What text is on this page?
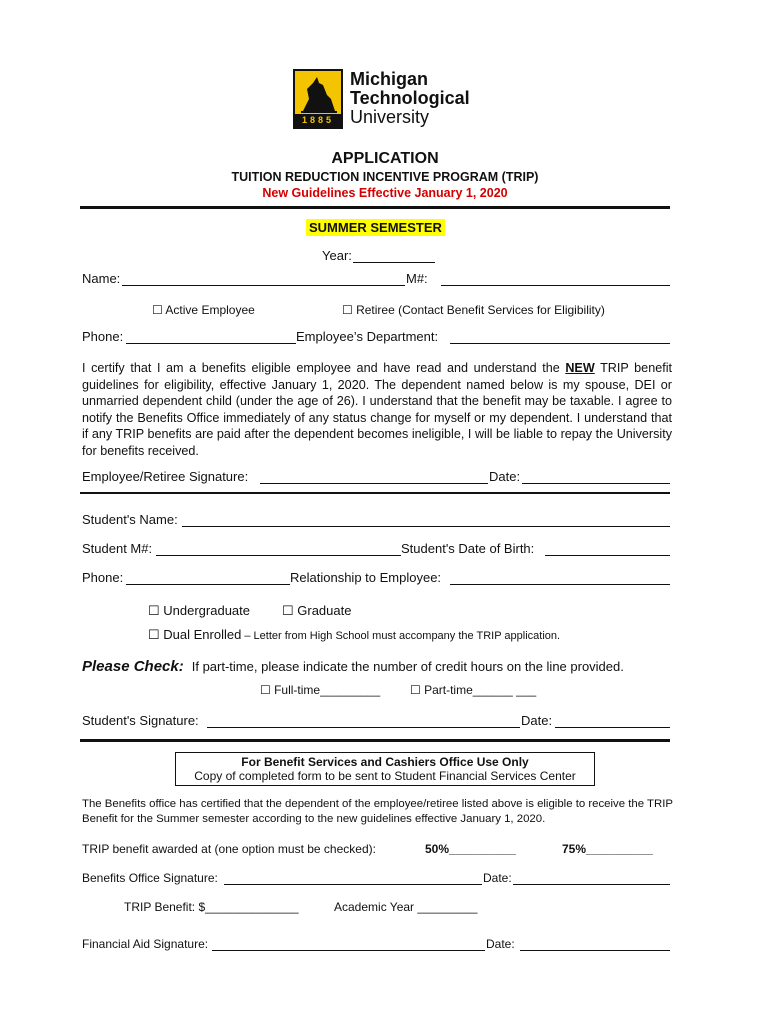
1885
Michigan
Technological
University
APPLICATION
TUITION REDUCTION INCENTIVE PROGRAM (TRIP)
New Guidelines Effective January 1, 2020
SUMMER SEMESTER
Year:
Name:	M#:
☐ Active Employee	☐ Retiree (Contact Benefit Services for Eligibility)
Phone:	Employee’s Department:
I certify that I am a benefits eligible employee and have read and understand the NEW TRIP benefit guidelines for eligibility, effective January 1, 2020. The dependent named below is my spouse, DEI or unmarried dependent child (under the age of 26). I understand that the benefit may be taxable. I agree to notify the Benefits Office immediately of any status change for myself or my dependent. I understand that if any TRIP benefits are paid after the dependent becomes ineligible, I will be liable to repay the University for benefits received.
Employee/Retiree Signature:	Date:
Student's Name:
Student M#:	Student's Date of Birth:
Phone:	Relationship to Employee:
☐ Undergraduate ☐ Graduate
☐ Dual Enrolled – Letter from High School must accompany the TRIP application.
Please Check: If part-time, please indicate the number of credit hours on the line provided.
☐ Full-time_________ ☐ Part-time______ ___
Student's Signature:	Date:
For Benefit Services and Cashiers Office Use Only
Copy of completed form to be sent to Student Financial Services Center
The Benefits office has certified that the dependent of the employee/retiree listed above is eligible to receive the TRIP Benefit for the Summer semester according to the new guidelines effective January 1, 2020.
TRIP benefit awarded at (one option must be checked):	50%__________	75%__________
Benefits Office Signature:	Date:
TRIP Benefit: $______________	Academic Year _________
Financial Aid Signature:	Date:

^^^^

**Exercise instructions:**
Report how many lines of the listing hold the word "University", with nothing but the number.

**Written answer:**
2